>>>>

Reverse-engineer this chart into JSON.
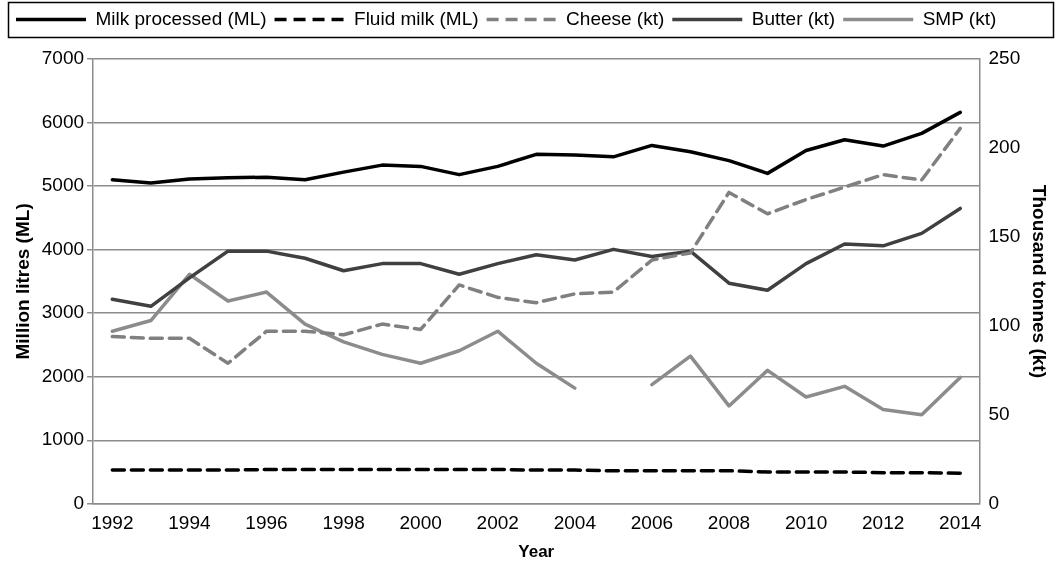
{
  "chart_data": {
    "type": "line",
    "xlabel": "Year",
    "ylabel": "Million litres (ML)",
    "y2label": "Thousand tonnes (kt)",
    "categories": [
      "1992",
      null,
      "1994",
      null,
      "1996",
      null,
      "1998",
      null,
      "2000",
      null,
      "2002",
      null,
      "2004",
      null,
      "2006",
      null,
      "2008",
      null,
      "2010",
      null,
      "2012",
      null,
      "2014"
    ],
    "ylim": [
      0,
      7000
    ],
    "yticks": [
      0,
      1000,
      2000,
      3000,
      4000,
      5000,
      6000,
      7000
    ],
    "y2lim": [
      0,
      250
    ],
    "y2ticks": [
      0,
      50,
      100,
      150,
      200,
      250
    ],
    "grid": "y",
    "legend": "top",
    "marker": "none",
    "series": [
      {
        "name": "Milk processed (ML)",
        "color": "#000000",
        "line_style": "solid",
        "values": [
          5100,
          5050,
          5110,
          5130,
          5140,
          5100,
          5220,
          5330,
          5310,
          5180,
          5310,
          5500,
          5490,
          5460,
          5640,
          5540,
          5400,
          5200,
          5560,
          5730,
          5630,
          5830,
          6160
        ]
      },
      {
        "name": "Fluid milk (ML)",
        "color": "#000000",
        "line_style": "dashed",
        "values": [
          530,
          530,
          530,
          530,
          540,
          540,
          540,
          540,
          540,
          540,
          540,
          530,
          530,
          520,
          520,
          520,
          520,
          500,
          500,
          500,
          490,
          490,
          480
        ]
      },
      {
        "name": "Cheese (kt)",
        "color": "#808080",
        "line_style": "dashed",
        "axis": "y2",
        "values": [
          94,
          93,
          93,
          79,
          97,
          97,
          95,
          101,
          98,
          123,
          116,
          113,
          118,
          119,
          137,
          141,
          175,
          163,
          171,
          178,
          185,
          182,
          211
        ]
      },
      {
        "name": "Butter (kt)",
        "color": "#404040",
        "line_style": "solid",
        "axis": "y2",
        "values": [
          115,
          111,
          127,
          142,
          142,
          138,
          131,
          135,
          135,
          129,
          135,
          140,
          137,
          143,
          139,
          142,
          124,
          120,
          135,
          146,
          145,
          152,
          166
        ]
      },
      {
        "name": "SMP (kt)",
        "color": "#8c8c8c",
        "line_style": "solid",
        "axis": "y2",
        "values": [
          97,
          103,
          129,
          114,
          119,
          101,
          91,
          84,
          79,
          86,
          97,
          79,
          65,
          null,
          67,
          83,
          55,
          75,
          60,
          66,
          53,
          50,
          71
        ]
      }
    ]
  }
}
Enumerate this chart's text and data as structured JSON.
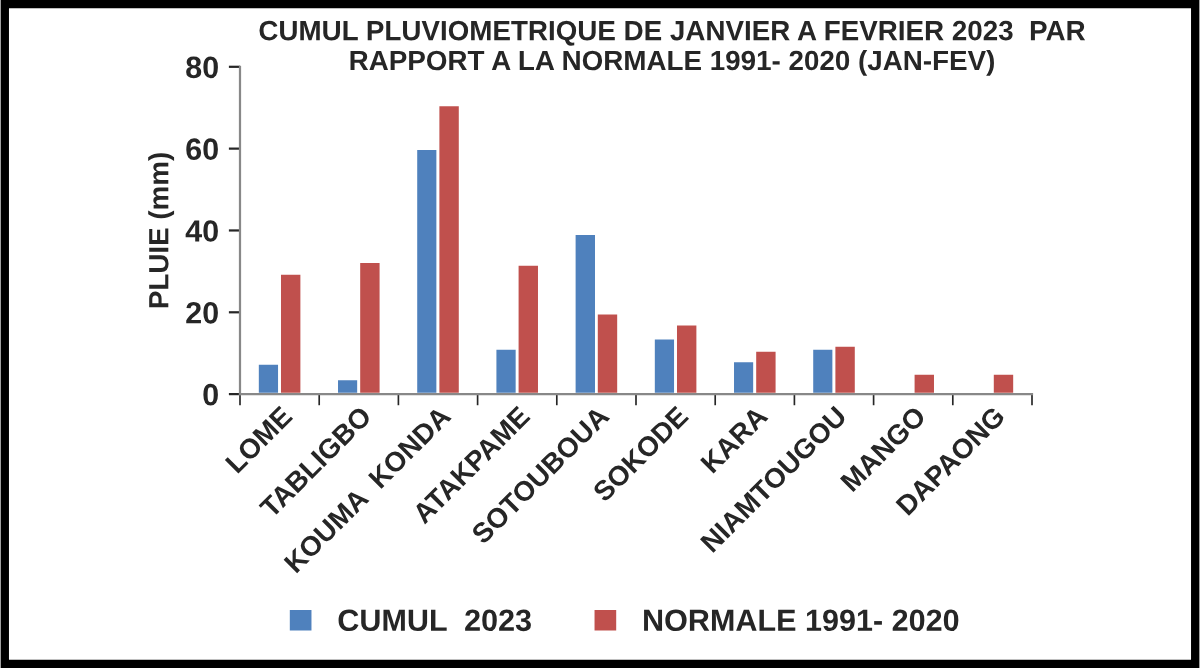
{
  "chart_data": {
    "type": "bar",
    "title": "CUMUL PLUVIOMETRIQUE DE JANVIER A FEVRIER 2023  PAR\nRAPPORT A LA NORMALE 1991- 2020 (JAN-FEV)",
    "ylabel": "PLUIE (mm)",
    "categories": [
      "LOME",
      "TABLIGBO",
      "KOUMA  KONDA",
      "ATAKPAME",
      "SOTOUBOUA",
      "SOKODE",
      "KARA",
      "NIAMTOUGOU",
      "MANGO",
      "DAPAONG"
    ],
    "series": [
      {
        "name": "CUMUL  2023",
        "color": "#4f81bd",
        "values": [
          7.5,
          3.7,
          60,
          11.2,
          39.2,
          13.7,
          8.1,
          11.2,
          null,
          null
        ]
      },
      {
        "name": "NORMALE 1991- 2020",
        "color": "#c0504d",
        "values": [
          29.5,
          32.4,
          70.7,
          31.7,
          19.8,
          17.1,
          10.7,
          11.9,
          5.1,
          5.1
        ]
      }
    ],
    "ylim": [
      0,
      80
    ],
    "yticks": [
      0,
      20,
      40,
      60,
      80
    ],
    "grid": false,
    "legend": "bottom"
  }
}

<<<<

§ **What you should do**: Except for the pictures, copy every line of the records above exactly.

§ **Solution**:
Reverse-engineer this chart into JSON.
{
  "chart_data": {
    "type": "line",
    "xlabel": "Year",
    "ylabel": "Million litres (ML)",
    "y2label": "Thousand tonnes (kt)",
    "categories": [
      "1992",
      null,
      "1994",
      null,
      "1996",
      null,
      "1998",
      null,
      "2000",
      null,
      "2002",
      null,
      "2004",
      null,
      "2006",
      null,
      "2008",
      null,
      "2010",
      null,
      "2012",
      null,
      "2014"
    ],
    "ylim": [
      0,
      7000
    ],
    "yticks": [
      0,
      1000,
      2000,
      3000,
      4000,
      5000,
      6000,
      7000
    ],
    "y2lim": [
      0,
      250
    ],
    "y2ticks": [
      0,
      50,
      100,
      150,
      200,
      250
    ],
    "grid": "y",
    "legend": "top",
    "marker": "none",
    "series": [
      {
        "name": "Milk processed (ML)",
        "color": "#000000",
        "line_style": "solid",
        "values": [
          5100,
          5050,
          5110,
          5130,
          5140,
          5100,
          5220,
          5330,
          5310,
          5180,
          5310,
          5500,
          5490,
          5460,
          5640,
          5540,
          5400,
          5200,
          5560,
          5730,
          5630,
          5830,
          6160
        ]
      },
      {
        "name": "Fluid milk (ML)",
        "color": "#000000",
        "line_style": "dashed",
        "values": [
          530,
          530,
          530,
          530,
          540,
          540,
          540,
          540,
          540,
          540,
          540,
          530,
          530,
          520,
          520,
          520,
          520,
          500,
          500,
          500,
          490,
          490,
          480
        ]
      },
      {
        "name": "Cheese (kt)",
        "color": "#808080",
        "line_style": "dashed",
        "axis": "y2",
        "values": [
          94,
          93,
          93,
          79,
          97,
          97,
          95,
          101,
          98,
          123,
          116,
          113,
          118,
          119,
          137,
          141,
          175,
          163,
          171,
          178,
          185,
          182,
          211
        ]
      },
      {
        "name": "Butter (kt)",
        "color": "#404040",
        "line_style": "solid",
        "axis": "y2",
        "values": [
          115,
          111,
          127,
          142,
          142,
          138,
          131,
          135,
          135,
          129,
          135,
          140,
          137,
          143,
          139,
          142,
          124,
          120,
          135,
          146,
          145,
          152,
          166
        ]
      },
      {
        "name": "SMP (kt)",
        "color": "#8c8c8c",
        "line_style": "solid",
        "axis": "y2",
        "values": [
          97,
          103,
          129,
          114,
          119,
          101,
          91,
          84,
          79,
          86,
          97,
          79,
          65,
          null,
          67,
          83,
          55,
          75,
          60,
          66,
          53,
          50,
          71
        ]
      }
    ]
  }
}
Enumerate this chart's text and data as structured JSON.
{
  "chart_data": {
    "type": "bar",
    "title": "CUMUL PLUVIOMETRIQUE DE JANVIER A FEVRIER 2023  PAR\nRAPPORT A LA NORMALE 1991- 2020 (JAN-FEV)",
    "ylabel": "PLUIE (mm)",
    "categories": [
      "LOME",
      "TABLIGBO",
      "KOUMA  KONDA",
      "ATAKPAME",
      "SOTOUBOUA",
      "SOKODE",
      "KARA",
      "NIAMTOUGOU",
      "MANGO",
      "DAPAONG"
    ],
    "series": [
      {
        "name": "CUMUL  2023",
        "color": "#4f81bd",
        "values": [
          7.5,
          3.7,
          60,
          11.2,
          39.2,
          13.7,
          8.1,
          11.2,
          null,
          null
        ]
      },
      {
        "name": "NORMALE 1991- 2020",
        "color": "#c0504d",
        "values": [
          29.5,
          32.4,
          70.7,
          31.7,
          19.8,
          17.1,
          10.7,
          11.9,
          5.1,
          5.1
        ]
      }
    ],
    "ylim": [
      0,
      80
    ],
    "yticks": [
      0,
      20,
      40,
      60,
      80
    ],
    "grid": false,
    "legend": "bottom"
  }
}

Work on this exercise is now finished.